• **Task to complete**
Print out each entry below exactly, please.

>>>>>

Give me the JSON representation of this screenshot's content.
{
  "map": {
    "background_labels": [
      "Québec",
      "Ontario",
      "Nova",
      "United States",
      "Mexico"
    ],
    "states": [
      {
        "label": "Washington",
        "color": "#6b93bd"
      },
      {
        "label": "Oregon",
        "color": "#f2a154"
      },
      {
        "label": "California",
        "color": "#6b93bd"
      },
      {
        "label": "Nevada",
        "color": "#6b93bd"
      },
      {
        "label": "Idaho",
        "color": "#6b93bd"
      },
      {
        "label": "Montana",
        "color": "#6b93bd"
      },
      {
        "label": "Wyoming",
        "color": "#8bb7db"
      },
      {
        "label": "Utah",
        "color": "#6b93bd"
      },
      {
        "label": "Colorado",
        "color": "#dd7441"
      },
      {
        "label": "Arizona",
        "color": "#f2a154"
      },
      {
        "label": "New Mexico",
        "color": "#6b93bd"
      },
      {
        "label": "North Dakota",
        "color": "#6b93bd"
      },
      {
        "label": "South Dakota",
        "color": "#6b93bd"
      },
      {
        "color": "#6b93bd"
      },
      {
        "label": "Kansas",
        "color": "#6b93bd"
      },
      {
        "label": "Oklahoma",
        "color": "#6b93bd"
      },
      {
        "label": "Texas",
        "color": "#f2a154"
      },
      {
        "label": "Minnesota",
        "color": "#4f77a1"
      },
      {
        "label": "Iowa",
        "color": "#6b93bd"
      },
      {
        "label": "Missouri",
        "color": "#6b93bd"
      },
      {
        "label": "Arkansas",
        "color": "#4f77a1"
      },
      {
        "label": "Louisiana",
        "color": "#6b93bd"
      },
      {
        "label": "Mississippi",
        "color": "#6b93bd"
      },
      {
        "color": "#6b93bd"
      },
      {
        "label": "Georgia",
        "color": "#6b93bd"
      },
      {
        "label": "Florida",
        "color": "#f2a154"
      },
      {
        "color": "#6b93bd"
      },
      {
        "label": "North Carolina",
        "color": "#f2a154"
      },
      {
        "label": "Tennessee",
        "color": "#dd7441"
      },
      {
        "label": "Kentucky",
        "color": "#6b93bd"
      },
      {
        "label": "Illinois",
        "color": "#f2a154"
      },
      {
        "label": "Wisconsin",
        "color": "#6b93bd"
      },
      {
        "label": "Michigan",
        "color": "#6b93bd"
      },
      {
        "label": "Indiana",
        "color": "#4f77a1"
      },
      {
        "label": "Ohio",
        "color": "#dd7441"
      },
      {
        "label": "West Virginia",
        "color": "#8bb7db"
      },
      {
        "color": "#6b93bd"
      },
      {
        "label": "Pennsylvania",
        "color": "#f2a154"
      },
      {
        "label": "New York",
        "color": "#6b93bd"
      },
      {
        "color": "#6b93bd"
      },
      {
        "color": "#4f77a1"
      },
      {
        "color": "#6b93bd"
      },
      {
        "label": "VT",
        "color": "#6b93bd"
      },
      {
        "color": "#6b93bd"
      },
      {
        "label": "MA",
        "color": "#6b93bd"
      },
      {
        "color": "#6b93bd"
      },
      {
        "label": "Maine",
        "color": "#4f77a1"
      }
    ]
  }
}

<<<<<

• **Task result**
Give me the JSON representation of this screenshot's content.
{
  "map": {
    "background_labels": [
      "Québec",
      "Ontario",
      "Nova",
      "United States",
      "Mexico"
    ],
    "states": [
      {
        "label": "Washington",
        "color": "#6b93bd"
      },
      {
        "label": "Oregon",
        "color": "#f2a154"
      },
      {
        "label": "California",
        "color": "#6b93bd"
      },
      {
        "label": "Nevada",
        "color": "#6b93bd"
      },
      {
        "label": "Idaho",
        "color": "#6b93bd"
      },
      {
        "label": "Montana",
        "color": "#6b93bd"
      },
      {
        "label": "Wyoming",
        "color": "#8bb7db"
      },
      {
        "label": "Utah",
        "color": "#6b93bd"
      },
      {
        "label": "Colorado",
        "color": "#dd7441"
      },
      {
        "label": "Arizona",
        "color": "#f2a154"
      },
      {
        "label": "New Mexico",
        "color": "#6b93bd"
      },
      {
        "label": "North Dakota",
        "color": "#6b93bd"
      },
      {
        "label": "South Dakota",
        "color": "#6b93bd"
      },
      {
        "color": "#6b93bd"
      },
      {
        "label": "Kansas",
        "color": "#6b93bd"
      },
      {
        "label": "Oklahoma",
        "color": "#6b93bd"
      },
      {
        "label": "Texas",
        "color": "#f2a154"
      },
      {
        "label": "Minnesota",
        "color": "#4f77a1"
      },
      {
        "label": "Iowa",
        "color": "#6b93bd"
      },
      {
        "label": "Missouri",
        "color": "#6b93bd"
      },
      {
        "label": "Arkansas",
        "color": "#4f77a1"
      },
      {
        "label": "Louisiana",
        "color": "#6b93bd"
      },
      {
        "label": "Mississippi",
        "color": "#6b93bd"
      },
      {
        "color": "#6b93bd"
      },
      {
        "label": "Georgia",
        "color": "#6b93bd"
      },
      {
        "label": "Florida",
        "color": "#f2a154"
      },
      {
        "color": "#6b93bd"
      },
      {
        "label": "North Carolina",
        "color": "#f2a154"
      },
      {
        "label": "Tennessee",
        "color": "#dd7441"
      },
      {
        "label": "Kentucky",
        "color": "#6b93bd"
      },
      {
        "label": "Illinois",
        "color": "#f2a154"
      },
      {
        "label": "Wisconsin",
        "color": "#6b93bd"
      },
      {
        "label": "Michigan",
        "color": "#6b93bd"
      },
      {
        "label": "Indiana",
        "color": "#4f77a1"
      },
      {
        "label": "Ohio",
        "color": "#dd7441"
      },
      {
        "label": "West Virginia",
        "color": "#8bb7db"
      },
      {
        "color": "#6b93bd"
      },
      {
        "label": "Pennsylvania",
        "color": "#f2a154"
      },
      {
        "label": "New York",
        "color": "#6b93bd"
      },
      {
        "color": "#6b93bd"
      },
      {
        "color": "#4f77a1"
      },
      {
        "color": "#6b93bd"
      },
      {
        "label": "VT",
        "color": "#6b93bd"
      },
      {
        "color": "#6b93bd"
      },
      {
        "label": "MA",
        "color": "#6b93bd"
      },
      {
        "color": "#6b93bd"
      },
      {
        "label": "Maine",
        "color": "#4f77a1"
      }
    ]
  }
}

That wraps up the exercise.